What you are asked to do: Write each record again exactly as it stands.

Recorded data
══════════════════════════════

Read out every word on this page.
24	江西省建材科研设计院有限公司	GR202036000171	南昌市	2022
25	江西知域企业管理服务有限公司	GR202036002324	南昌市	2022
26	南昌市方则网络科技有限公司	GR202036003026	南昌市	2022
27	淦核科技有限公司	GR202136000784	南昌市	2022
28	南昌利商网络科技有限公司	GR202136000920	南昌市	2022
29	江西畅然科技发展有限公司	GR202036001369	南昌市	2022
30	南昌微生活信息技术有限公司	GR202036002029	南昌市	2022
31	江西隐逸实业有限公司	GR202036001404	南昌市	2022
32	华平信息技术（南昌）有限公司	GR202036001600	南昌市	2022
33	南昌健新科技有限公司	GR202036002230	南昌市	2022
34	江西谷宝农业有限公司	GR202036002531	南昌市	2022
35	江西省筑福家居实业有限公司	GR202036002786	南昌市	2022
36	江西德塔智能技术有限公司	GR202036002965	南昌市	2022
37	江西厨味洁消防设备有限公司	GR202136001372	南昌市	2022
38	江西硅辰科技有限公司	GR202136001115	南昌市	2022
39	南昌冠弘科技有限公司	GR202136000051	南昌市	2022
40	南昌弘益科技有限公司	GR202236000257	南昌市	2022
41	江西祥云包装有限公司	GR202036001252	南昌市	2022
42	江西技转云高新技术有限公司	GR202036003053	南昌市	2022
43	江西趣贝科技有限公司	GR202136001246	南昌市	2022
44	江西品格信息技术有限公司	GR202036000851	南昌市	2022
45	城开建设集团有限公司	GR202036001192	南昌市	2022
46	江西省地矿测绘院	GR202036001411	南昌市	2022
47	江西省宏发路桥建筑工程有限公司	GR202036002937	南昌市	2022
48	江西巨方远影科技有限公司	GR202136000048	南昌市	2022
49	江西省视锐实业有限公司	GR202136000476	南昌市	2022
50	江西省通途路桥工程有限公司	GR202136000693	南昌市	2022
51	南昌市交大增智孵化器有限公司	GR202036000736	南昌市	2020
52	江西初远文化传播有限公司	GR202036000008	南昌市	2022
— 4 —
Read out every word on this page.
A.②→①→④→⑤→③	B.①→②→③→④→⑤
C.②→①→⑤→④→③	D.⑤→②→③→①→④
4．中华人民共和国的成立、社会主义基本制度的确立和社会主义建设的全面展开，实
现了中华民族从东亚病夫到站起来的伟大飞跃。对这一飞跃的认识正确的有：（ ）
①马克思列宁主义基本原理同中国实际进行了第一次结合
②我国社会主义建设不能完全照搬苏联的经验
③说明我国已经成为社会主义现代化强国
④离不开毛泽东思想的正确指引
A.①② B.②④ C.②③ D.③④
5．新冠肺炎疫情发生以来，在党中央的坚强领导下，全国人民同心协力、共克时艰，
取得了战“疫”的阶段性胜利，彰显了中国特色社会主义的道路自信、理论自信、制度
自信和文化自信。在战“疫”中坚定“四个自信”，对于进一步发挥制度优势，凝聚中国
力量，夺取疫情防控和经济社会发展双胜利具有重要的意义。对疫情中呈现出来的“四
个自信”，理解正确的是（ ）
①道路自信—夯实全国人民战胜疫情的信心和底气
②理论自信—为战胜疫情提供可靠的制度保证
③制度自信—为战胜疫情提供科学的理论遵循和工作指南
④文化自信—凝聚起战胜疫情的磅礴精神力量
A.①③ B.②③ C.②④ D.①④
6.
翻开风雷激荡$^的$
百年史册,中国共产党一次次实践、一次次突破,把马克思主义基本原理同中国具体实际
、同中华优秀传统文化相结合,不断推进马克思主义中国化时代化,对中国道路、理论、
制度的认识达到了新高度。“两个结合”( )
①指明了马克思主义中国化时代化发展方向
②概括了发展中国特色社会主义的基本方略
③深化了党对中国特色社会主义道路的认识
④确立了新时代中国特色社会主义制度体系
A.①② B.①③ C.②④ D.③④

══════════════════════════════

Written answer:
Read out every word on this page.
24	江西省建材科研设计院有限公司	GR202036000171	南昌市	2022
25	江西知域企业管理服务有限公司	GR202036002324	南昌市	2022
26	南昌市方则网络科技有限公司	GR202036003026	南昌市	2022
27	淦核科技有限公司	GR202136000784	南昌市	2022
28	南昌利商网络科技有限公司	GR202136000920	南昌市	2022
29	江西畅然科技发展有限公司	GR202036001369	南昌市	2022
30	南昌微生活信息技术有限公司	GR202036002029	南昌市	2022
31	江西隐逸实业有限公司	GR202036001404	南昌市	2022
32	华平信息技术（南昌）有限公司	GR202036001600	南昌市	2022
33	南昌健新科技有限公司	GR202036002230	南昌市	2022
34	江西谷宝农业有限公司	GR202036002531	南昌市	2022
35	江西省筑福家居实业有限公司	GR202036002786	南昌市	2022
36	江西德塔智能技术有限公司	GR202036002965	南昌市	2022
37	江西厨味洁消防设备有限公司	GR202136001372	南昌市	2022
38	江西硅辰科技有限公司	GR202136001115	南昌市	2022
39	南昌冠弘科技有限公司	GR202136000051	南昌市	2022
40	南昌弘益科技有限公司	GR202236000257	南昌市	2022
41	江西祥云包装有限公司	GR202036001252	南昌市	2022
42	江西技转云高新技术有限公司	GR202036003053	南昌市	2022
43	江西趣贝科技有限公司	GR202136001246	南昌市	2022
44	江西品格信息技术有限公司	GR202036000851	南昌市	2022
45	城开建设集团有限公司	GR202036001192	南昌市	2022
46	江西省地矿测绘院	GR202036001411	南昌市	2022
47	江西省宏发路桥建筑工程有限公司	GR202036002937	南昌市	2022
48	江西巨方远影科技有限公司	GR202136000048	南昌市	2022
49	江西省视锐实业有限公司	GR202136000476	南昌市	2022
50	江西省通途路桥工程有限公司	GR202136000693	南昌市	2022
51	南昌市交大增智孵化器有限公司	GR202036000736	南昌市	2020
52	江西初远文化传播有限公司	GR202036000008	南昌市	2022
— 4 —
Read out every word on this page.
A.②→①→④→⑤→③	B.①→②→③→④→⑤
C.②→①→⑤→④→③	D.⑤→②→③→①→④
4．中华人民共和国的成立、社会主义基本制度的确立和社会主义建设的全面展开，实
现了中华民族从东亚病夫到站起来的伟大飞跃。对这一飞跃的认识正确的有：（ ）
①马克思列宁主义基本原理同中国实际进行了第一次结合
②我国社会主义建设不能完全照搬苏联的经验
③说明我国已经成为社会主义现代化强国
④离不开毛泽东思想的正确指引
A.①② B.②④ C.②③ D.③④
5．新冠肺炎疫情发生以来，在党中央的坚强领导下，全国人民同心协力、共克时艰，
取得了战“疫”的阶段性胜利，彰显了中国特色社会主义的道路自信、理论自信、制度
自信和文化自信。在战“疫”中坚定“四个自信”，对于进一步发挥制度优势，凝聚中国
力量，夺取疫情防控和经济社会发展双胜利具有重要的意义。对疫情中呈现出来的“四
个自信”，理解正确的是（ ）
①道路自信—夯实全国人民战胜疫情的信心和底气
②理论自信—为战胜疫情提供可靠的制度保证
③制度自信—为战胜疫情提供科学的理论遵循和工作指南
④文化自信—凝聚起战胜疫情的磅礴精神力量
A.①③ B.②③ C.②④ D.①④
6.
翻开风雷激荡$^的$
百年史册,中国共产党一次次实践、一次次突破,把马克思主义基本原理同中国具体实际
、同中华优秀传统文化相结合,不断推进马克思主义中国化时代化,对中国道路、理论、
制度的认识达到了新高度。“两个结合”( )
①指明了马克思主义中国化时代化发展方向
②概括了发展中国特色社会主义的基本方略
③深化了党对中国特色社会主义道路的认识
④确立了新时代中国特色社会主义制度体系
A.①② B.①③ C.②④ D.③④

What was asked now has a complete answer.